- [Given exercise]
Repeat every entry word for word, skipping the pictures.
-- Begin Material shown --
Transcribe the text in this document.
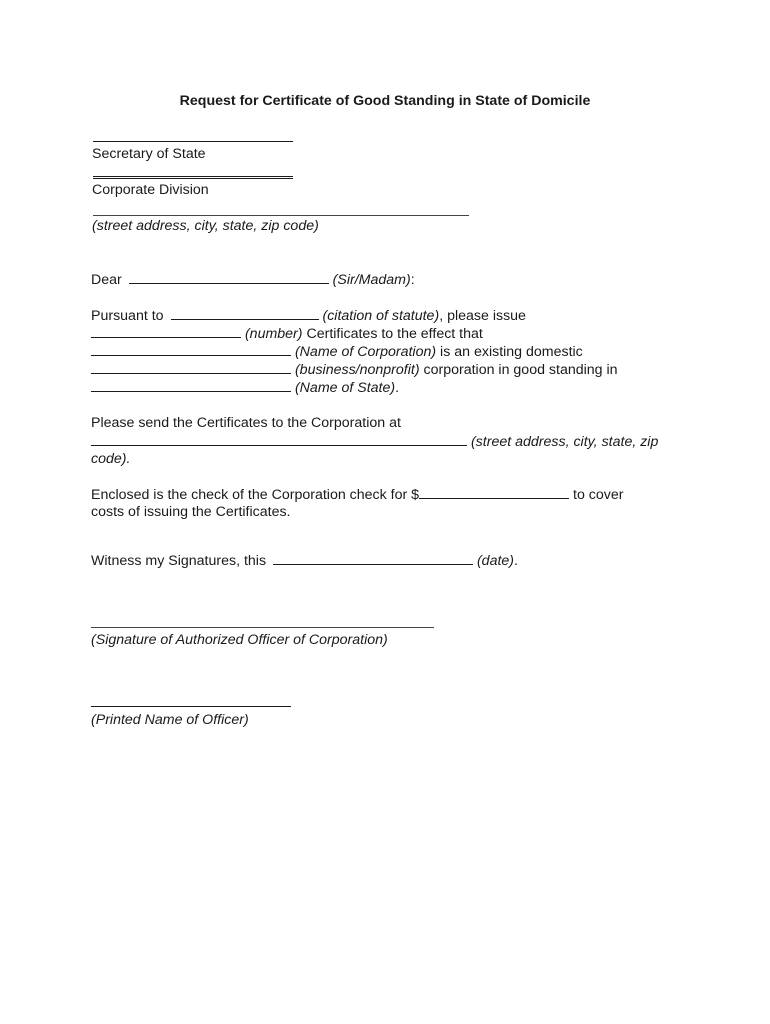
Request for Certificate of Good Standing in State of Domicile
Secretary of State
Corporate Division
(street address, city, state, zip code)
Dear	(Sir/Madam):
Pursuant to	(citation of statute), please issue
(number) Certificates to the effect that
(Name of Corporation) is an existing domestic
(business/nonprofit) corporation in good standing in
(Name of State).
Please send the Certificates to the Corporation at
(street address, city, state, zip
code).
Enclosed is the check of the Corporation check for $	to cover
costs of issuing the Certificates.
Witness my Signatures, this	(date).
(Signature of Authorized Officer of Corporation)
(Printed Name of Officer)
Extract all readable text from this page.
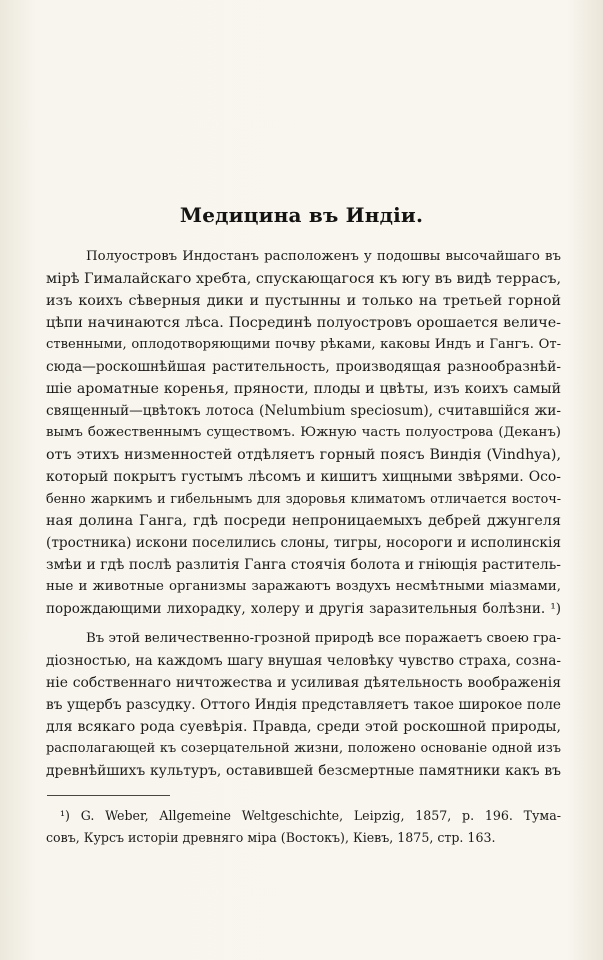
Медицина въ Индіи.
Полуостровъ Индостанъ расположенъ у подошвы высочайшаго въ
мірѣ Гималайскаго хребта, спускающагося къ югу въ видѣ террасъ,
изъ коихъ сѣверныя дики и пустынны и только на третьей горной
цѣпи начинаются лѣса. Посрединѣ полуостровъ орошается величе-
ственными, оплодотворяющими почву рѣками, каковы Индъ и Гангъ. От-
сюда—роскошнѣйшая растительность, производящая разнообразнѣй-
шіе ароматные коренья, пряности, плоды и цвѣты, изъ коихъ самый
священный—цвѣтокъ лотоса (Nelumbium speciosum), считавшійся жи-
вымъ божественнымъ существомъ. Южную часть полуострова (Деканъ)
отъ этихъ низменностей отдѣляетъ горный поясъ Виндія (Vindhya),
который покрытъ густымъ лѣсомъ и кишитъ хищными звѣрями. Осо-
бенно жаркимъ и гибельнымъ для здоровья климатомъ отличается восточ-
ная долина Ганга, гдѣ посреди непроницаемыхъ дебрей джунгеля
(тростника) искони поселились слоны, тигры, носороги и исполинскія
змѣи и гдѣ послѣ разлитія Ганга стоячія болота и гніющія раститель-
ные и животные организмы заражаютъ воздухъ несмѣтными міазмами,
порождающими лихорадку, холеру и другія заразительныя болѣзни. ¹)
Въ этой величественно-грозной природѣ все поражаетъ своею гра-
діозностью, на каждомъ шагу внушая человѣку чувство страха, созна-
ніе собственнаго ничтожества и усиливая дѣятельность воображенія
въ ущербъ разсудку. Оттого Индія представляетъ такое широкое поле
для всякаго рода суевѣрія. Правда, среди этой роскошной природы,
располагающей къ созерцательной жизни, положено основаніе одной изъ
древнѣйшихъ культуръ, оставившей безсмертные памятники какъ въ
¹) G. Weber, Allgemeine Weltgeschichte, Leipzig, 1857, p. 196. Тума-
совъ, Курсъ исторіи древняго міра (Востокъ), Кіевъ, 1875, стр. 163.
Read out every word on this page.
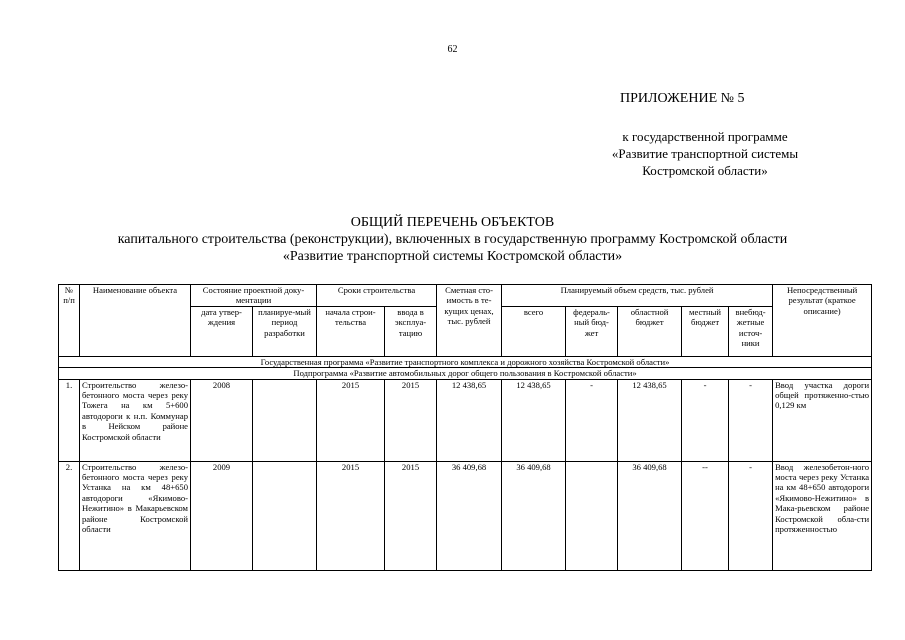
62
ПРИЛОЖЕНИЕ № 5
к государственной программе
«Развитие транспортной системы
Костромской области»
ОБЩИЙ ПЕРЕЧЕНЬ ОБЪЕКТОВ
капитального строительства (реконструкции), включенных в государственную программу Костромской области
«Развитие транспортной системы Костромской области»
№ п/п	Наименование объекта	Состояние проектной доку-ментации		Сроки строительства		Сметная сто-имость в те-кущих ценах, тыс. рублей	Планируемый объем средств, тыс. рублей					Непосредственный результат (краткое описание)
		дата утвер-ждения	планируе-мый период разработки	начала строи-тельства	ввода в эксплуа-тацию		всего	федераль-ный бюд-жет	областной бюджет	местный бюджет	внебюд-жетные источ-ники	
Государственная программа «Развитие транспортного комплекса и дорожного хозяйства Костромской области»												
Подпрограмма «Развитие автомобильных дорог общего пользования в Костромской области»												
1.	Строительство железо-бетонного моста через реку Тожега на км 5+600 автодороги к н.п. Коммунар в Нейском районе Костромской области	2008		2015	2015	12 438,65	12 438,65	-	12 438,65	-	-	Ввод участка дороги общей протяженно-стью 0,129 км
2.	Строительство железо-бетонного моста через реку Устанка на км 48+650 автодороги «Якимово-Нежитино» в Макарьевском районе Костромской области	2009		2015	2015	36 409,68	36 409,68		36 409,68	--	-	Ввод железобетон-ного моста через реку Устанка на км 48+650 автодороги «Якимово-Нежитино» в Мака-рьевском районе Костромской обла-сти протяженностью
-- End Material shown --
- [Reply]
Transcribe the text in this document.
Request for Certificate of Good Standing in State of Domicile
Secretary of State
Corporate Division
(street address, city, state, zip code)
Dear	(Sir/Madam):
Pursuant to	(citation of statute), please issue
(number) Certificates to the effect that
(Name of Corporation) is an existing domestic
(business/nonprofit) corporation in good standing in
(Name of State).
Please send the Certificates to the Corporation at
(street address, city, state, zip
code).
Enclosed is the check of the Corporation check for $	to cover
costs of issuing the Certificates.
Witness my Signatures, this	(date).
(Signature of Authorized Officer of Corporation)
(Printed Name of Officer)
Extract all readable text from this page.
Медицина въ Индіи.
Полуостровъ Индостанъ расположенъ у подошвы высочайшаго въ
мірѣ Гималайскаго хребта, спускающагося къ югу въ видѣ террасъ,
изъ коихъ сѣверныя дики и пустынны и только на третьей горной
цѣпи начинаются лѣса. Посрединѣ полуостровъ орошается величе-
ственными, оплодотворяющими почву рѣками, каковы Индъ и Гангъ. От-
сюда—роскошнѣйшая растительность, производящая разнообразнѣй-
шіе ароматные коренья, пряности, плоды и цвѣты, изъ коихъ самый
священный—цвѣтокъ лотоса (Nelumbium speciosum), считавшійся жи-
вымъ божественнымъ существомъ. Южную часть полуострова (Деканъ)
отъ этихъ низменностей отдѣляетъ горный поясъ Виндія (Vindhya),
который покрытъ густымъ лѣсомъ и кишитъ хищными звѣрями. Осо-
бенно жаркимъ и гибельнымъ для здоровья климатомъ отличается восточ-
ная долина Ганга, гдѣ посреди непроницаемыхъ дебрей джунгеля
(тростника) искони поселились слоны, тигры, носороги и исполинскія
змѣи и гдѣ послѣ разлитія Ганга стоячія болота и гніющія раститель-
ные и животные организмы заражаютъ воздухъ несмѣтными міазмами,
порождающими лихорадку, холеру и другія заразительныя болѣзни. ¹)
Въ этой величественно-грозной природѣ все поражаетъ своею гра-
діозностью, на каждомъ шагу внушая человѣку чувство страха, созна-
ніе собственнаго ничтожества и усиливая дѣятельность воображенія
въ ущербъ разсудку. Оттого Индія представляетъ такое широкое поле
для всякаго рода суевѣрія. Правда, среди этой роскошной природы,
располагающей къ созерцательной жизни, положено основаніе одной изъ
древнѣйшихъ культуръ, оставившей безсмертные памятники какъ въ
¹) G. Weber, Allgemeine Weltgeschichte, Leipzig, 1857, p. 196. Тума-
совъ, Курсъ исторіи древняго міра (Востокъ), Кіевъ, 1875, стр. 163.
Read out every word on this page.
62
ПРИЛОЖЕНИЕ № 5
к государственной программе
«Развитие транспортной системы
Костромской области»
ОБЩИЙ ПЕРЕЧЕНЬ ОБЪЕКТОВ
капитального строительства (реконструкции), включенных в государственную программу Костромской области
«Развитие транспортной системы Костромской области»
№ п/п	Наименование объекта	Состояние проектной доку-ментации		Сроки строительства		Сметная сто-имость в те-кущих ценах, тыс. рублей	Планируемый объем средств, тыс. рублей					Непосредственный результат (краткое описание)
		дата утвер-ждения	планируе-мый период разработки	начала строи-тельства	ввода в эксплуа-тацию		всего	федераль-ный бюд-жет	областной бюджет	местный бюджет	внебюд-жетные источ-ники	
Государственная программа «Развитие транспортного комплекса и дорожного хозяйства Костромской области»												
Подпрограмма «Развитие автомобильных дорог общего пользования в Костромской области»												
1.	Строительство железо-бетонного моста через реку Тожега на км 5+600 автодороги к н.п. Коммунар в Нейском районе Костромской области	2008		2015	2015	12 438,65	12 438,65	-	12 438,65	-	-	Ввод участка дороги общей протяженно-стью 0,129 км
2.	Строительство железо-бетонного моста через реку Устанка на км 48+650 автодороги «Якимово-Нежитино» в Макарьевском районе Костромской области	2009		2015	2015	36 409,68	36 409,68		36 409,68	--	-	Ввод железобетон-ного моста через реку Устанка на км 48+650 автодороги «Якимово-Нежитино» в Мака-рьевском районе Костромской обла-сти протяженностью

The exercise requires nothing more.